---- Excerpted data

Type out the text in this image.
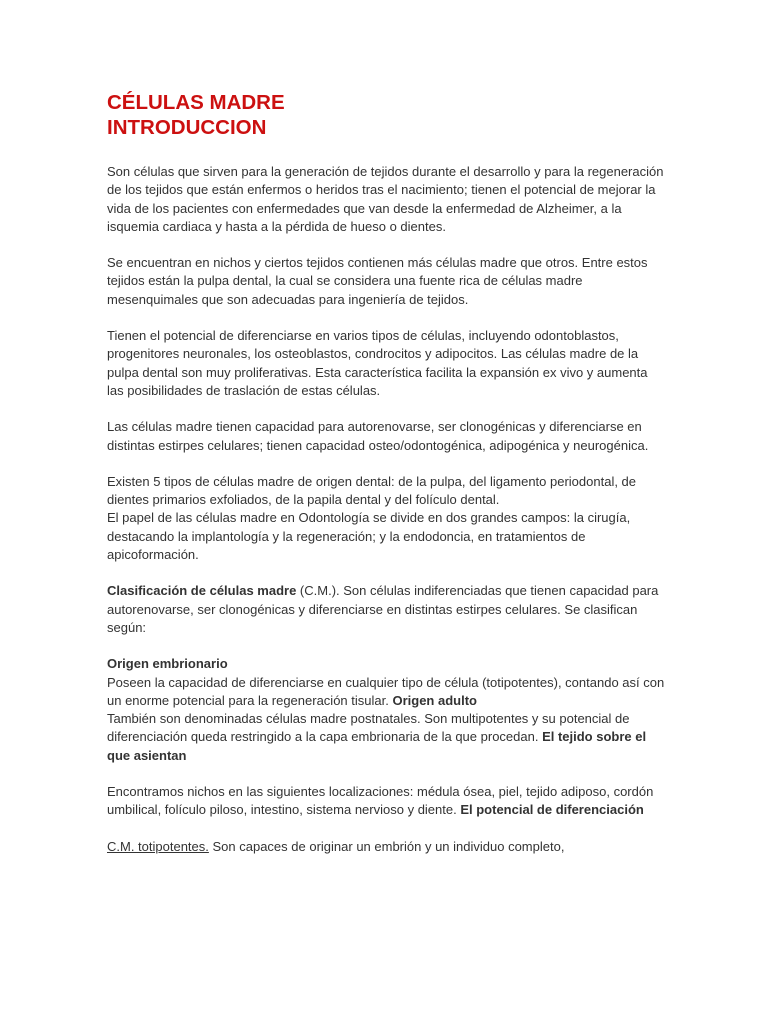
CÉLULAS MADRE
INTRODUCCION

Son células que sirven para la generación de tejidos durante el desarrollo y para la regeneración de los tejidos que están enfermos o heridos tras el nacimiento; tienen el potencial de mejorar la vida de los pacientes con enfermedades que van desde la enfermedad de Alzheimer, a la isquemia cardiaca y hasta a la pérdida de hueso o dientes.

Se encuentran en nichos y ciertos tejidos contienen más células madre que otros. Entre estos tejidos están la pulpa dental, la cual se considera una fuente rica de células madre mesenquimales que son adecuadas para ingeniería de tejidos.

Tienen el potencial de diferenciarse en varios tipos de células, incluyendo odontoblastos, progenitores neuronales, los osteoblastos, condrocitos y adipocitos. Las células madre de la pulpa dental son muy proliferativas. Esta característica facilita la expansión ex vivo y aumenta las posibilidades de traslación de estas células.

Las células madre tienen capacidad para autorenovarse, ser clonogénicas y diferenciarse en distintas estirpes celulares; tienen capacidad osteo/odontogénica, adipogénica y neurogénica.

Existen 5 tipos de células madre de origen dental: de la pulpa, del ligamento periodontal, de dientes primarios exfoliados, de la papila dental y del folículo dental.
El papel de las células madre en Odontología se divide en dos grandes campos: la cirugía, destacando la implantología y la regeneración; y la endodoncia, en tratamientos de apicoformación.

Clasificación de células madre (C.M.). Son células indiferenciadas que tienen capacidad para autorenovarse, ser clonogénicas y diferenciarse en distintas estirpes celulares. Se clasifican según:

Origen embrionario
Poseen la capacidad de diferenciarse en cualquier tipo de célula (totipotentes), contando así con un enorme potencial para la regeneración tisular. Origen adulto
También son denominadas células madre postnatales. Son multipotentes y su potencial de diferenciación queda restringido a la capa embrionaria de la que procedan. El tejido sobre el que asientan

Encontramos nichos en las siguientes localizaciones: médula ósea, piel, tejido adiposo, cordón umbilical, folículo piloso, intestino, sistema nervioso y diente. El potencial de diferenciación

C.M. totipotentes. Son capaces de originar un embrión y un individuo completo,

--------

__What is asked__.
Copy every line that contains the string "totipotentes".

__Written response__.
Poseen la capacidad de diferenciarse en cualquier tipo de célula (totipotentes), contando así con un enorme potencial para la regeneración tisular. Origen adulto
C.M. totipotentes. Son capaces de originar un embrión y un individuo completo,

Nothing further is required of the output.